-- begin Available records --

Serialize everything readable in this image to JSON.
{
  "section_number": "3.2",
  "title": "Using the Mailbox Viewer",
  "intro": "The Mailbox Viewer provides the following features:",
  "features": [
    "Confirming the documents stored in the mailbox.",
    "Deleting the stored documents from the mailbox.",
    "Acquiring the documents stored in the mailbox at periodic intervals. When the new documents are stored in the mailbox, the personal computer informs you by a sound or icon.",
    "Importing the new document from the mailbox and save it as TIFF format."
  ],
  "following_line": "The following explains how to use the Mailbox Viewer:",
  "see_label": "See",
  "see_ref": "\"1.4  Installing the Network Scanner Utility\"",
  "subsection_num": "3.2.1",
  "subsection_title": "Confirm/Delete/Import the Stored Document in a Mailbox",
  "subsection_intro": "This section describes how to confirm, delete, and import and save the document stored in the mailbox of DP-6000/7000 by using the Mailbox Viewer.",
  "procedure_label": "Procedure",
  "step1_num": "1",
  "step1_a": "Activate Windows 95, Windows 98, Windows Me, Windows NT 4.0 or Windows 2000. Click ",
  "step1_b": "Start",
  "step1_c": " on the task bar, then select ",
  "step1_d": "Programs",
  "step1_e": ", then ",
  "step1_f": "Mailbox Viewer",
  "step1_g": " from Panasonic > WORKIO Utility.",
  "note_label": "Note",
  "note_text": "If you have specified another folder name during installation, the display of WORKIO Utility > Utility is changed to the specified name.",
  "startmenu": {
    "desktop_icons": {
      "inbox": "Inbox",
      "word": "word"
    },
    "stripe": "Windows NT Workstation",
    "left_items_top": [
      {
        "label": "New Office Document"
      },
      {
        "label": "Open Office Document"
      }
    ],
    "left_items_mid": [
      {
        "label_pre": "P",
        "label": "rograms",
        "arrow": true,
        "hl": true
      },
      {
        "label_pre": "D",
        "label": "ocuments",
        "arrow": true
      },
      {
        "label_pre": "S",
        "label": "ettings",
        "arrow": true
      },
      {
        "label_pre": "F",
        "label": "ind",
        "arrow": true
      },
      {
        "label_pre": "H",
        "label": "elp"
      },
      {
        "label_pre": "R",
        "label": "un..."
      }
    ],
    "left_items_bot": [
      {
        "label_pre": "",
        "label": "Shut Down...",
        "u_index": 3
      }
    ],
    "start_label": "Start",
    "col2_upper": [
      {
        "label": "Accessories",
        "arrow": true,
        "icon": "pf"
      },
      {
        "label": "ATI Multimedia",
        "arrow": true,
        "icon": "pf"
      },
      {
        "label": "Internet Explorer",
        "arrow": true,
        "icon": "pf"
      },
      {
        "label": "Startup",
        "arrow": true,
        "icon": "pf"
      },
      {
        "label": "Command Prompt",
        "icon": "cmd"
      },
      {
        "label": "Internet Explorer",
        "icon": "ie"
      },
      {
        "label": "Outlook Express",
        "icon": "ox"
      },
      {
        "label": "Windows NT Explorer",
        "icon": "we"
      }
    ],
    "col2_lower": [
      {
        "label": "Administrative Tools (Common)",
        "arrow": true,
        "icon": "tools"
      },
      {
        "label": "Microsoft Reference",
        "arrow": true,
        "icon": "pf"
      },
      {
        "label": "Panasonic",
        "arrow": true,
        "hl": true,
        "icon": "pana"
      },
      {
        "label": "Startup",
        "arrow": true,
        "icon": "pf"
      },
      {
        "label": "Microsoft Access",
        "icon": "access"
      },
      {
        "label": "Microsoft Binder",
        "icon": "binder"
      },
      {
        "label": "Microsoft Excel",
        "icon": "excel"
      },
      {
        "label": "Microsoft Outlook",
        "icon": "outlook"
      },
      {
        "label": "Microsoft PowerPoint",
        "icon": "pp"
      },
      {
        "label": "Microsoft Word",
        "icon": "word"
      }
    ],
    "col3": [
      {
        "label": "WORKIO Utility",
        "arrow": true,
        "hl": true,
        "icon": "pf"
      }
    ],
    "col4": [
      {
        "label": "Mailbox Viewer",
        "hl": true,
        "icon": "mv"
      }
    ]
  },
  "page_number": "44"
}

-- end Available records --

Your instructions: Show the lines of the material that contain the word "Panasonic".

Task result:
  "step1_g": " from Panasonic > WORKIO Utility.",
        "label": "Panasonic",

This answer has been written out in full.